* EXCERPTED RECORDS *
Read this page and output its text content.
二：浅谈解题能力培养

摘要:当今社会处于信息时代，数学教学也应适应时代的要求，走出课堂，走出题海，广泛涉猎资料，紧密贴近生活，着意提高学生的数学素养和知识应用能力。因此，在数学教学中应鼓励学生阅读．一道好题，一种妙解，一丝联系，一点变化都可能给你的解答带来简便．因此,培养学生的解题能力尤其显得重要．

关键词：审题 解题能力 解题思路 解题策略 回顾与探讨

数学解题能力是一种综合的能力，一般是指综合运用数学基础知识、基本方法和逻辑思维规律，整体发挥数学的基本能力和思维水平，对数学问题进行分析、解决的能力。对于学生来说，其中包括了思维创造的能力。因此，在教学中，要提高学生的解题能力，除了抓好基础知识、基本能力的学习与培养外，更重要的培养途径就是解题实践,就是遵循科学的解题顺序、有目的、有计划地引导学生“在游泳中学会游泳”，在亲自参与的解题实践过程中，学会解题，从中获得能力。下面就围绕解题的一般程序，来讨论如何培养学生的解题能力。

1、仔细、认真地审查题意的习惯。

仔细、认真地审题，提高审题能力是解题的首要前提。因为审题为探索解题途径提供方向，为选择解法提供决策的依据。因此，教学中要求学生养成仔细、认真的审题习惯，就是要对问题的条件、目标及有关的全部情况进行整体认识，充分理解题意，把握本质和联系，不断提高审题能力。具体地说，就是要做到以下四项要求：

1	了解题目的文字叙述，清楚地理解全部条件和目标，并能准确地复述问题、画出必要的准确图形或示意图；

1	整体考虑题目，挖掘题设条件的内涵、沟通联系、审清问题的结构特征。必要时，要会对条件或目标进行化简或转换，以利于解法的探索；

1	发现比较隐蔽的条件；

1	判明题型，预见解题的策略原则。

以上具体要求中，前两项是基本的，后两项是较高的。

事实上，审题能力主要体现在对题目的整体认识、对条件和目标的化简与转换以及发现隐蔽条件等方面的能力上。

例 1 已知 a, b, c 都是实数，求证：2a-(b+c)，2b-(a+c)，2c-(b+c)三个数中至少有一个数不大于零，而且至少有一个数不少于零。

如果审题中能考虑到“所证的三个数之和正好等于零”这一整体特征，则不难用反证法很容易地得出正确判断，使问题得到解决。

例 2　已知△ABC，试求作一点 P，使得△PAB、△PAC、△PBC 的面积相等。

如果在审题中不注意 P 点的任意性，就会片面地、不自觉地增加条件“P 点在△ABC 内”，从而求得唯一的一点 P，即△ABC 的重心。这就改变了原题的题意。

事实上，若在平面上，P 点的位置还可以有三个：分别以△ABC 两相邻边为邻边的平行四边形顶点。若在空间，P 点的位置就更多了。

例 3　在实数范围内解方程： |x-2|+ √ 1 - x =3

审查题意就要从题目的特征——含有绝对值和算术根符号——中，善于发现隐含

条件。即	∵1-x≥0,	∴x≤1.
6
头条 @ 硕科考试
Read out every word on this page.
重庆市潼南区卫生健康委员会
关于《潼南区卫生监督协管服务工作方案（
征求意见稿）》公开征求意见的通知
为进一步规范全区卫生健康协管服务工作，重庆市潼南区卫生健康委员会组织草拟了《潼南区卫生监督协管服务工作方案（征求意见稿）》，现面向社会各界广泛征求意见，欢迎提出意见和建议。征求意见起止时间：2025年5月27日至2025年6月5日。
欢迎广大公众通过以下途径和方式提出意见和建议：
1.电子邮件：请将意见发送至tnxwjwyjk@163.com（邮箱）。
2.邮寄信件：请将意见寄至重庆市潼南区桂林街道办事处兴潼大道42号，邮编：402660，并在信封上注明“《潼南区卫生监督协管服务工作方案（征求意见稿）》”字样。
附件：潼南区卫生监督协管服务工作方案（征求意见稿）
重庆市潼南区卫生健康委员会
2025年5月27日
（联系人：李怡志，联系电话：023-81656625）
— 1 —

* WHAT NEEDS TO BE DONE *
Identify the lines above that contain the word "征求意见稿", then copy them.

* WRITTEN ANSWER *
征求意见稿）》公开征求意见的通知
为进一步规范全区卫生健康协管服务工作，重庆市潼南区卫生健康委员会组织草拟了《潼南区卫生监督协管服务工作方案（征求意见稿）》，现面向社会各界广泛征求意见，欢迎提出意见和建议。征求意见起止时间：2025年5月27日至2025年6月5日。
2.邮寄信件：请将意见寄至重庆市潼南区桂林街道办事处兴潼大道42号，邮编：402660，并在信封上注明“《潼南区卫生监督协管服务工作方案（征求意见稿）》”字样。
附件：潼南区卫生监督协管服务工作方案（征求意见稿）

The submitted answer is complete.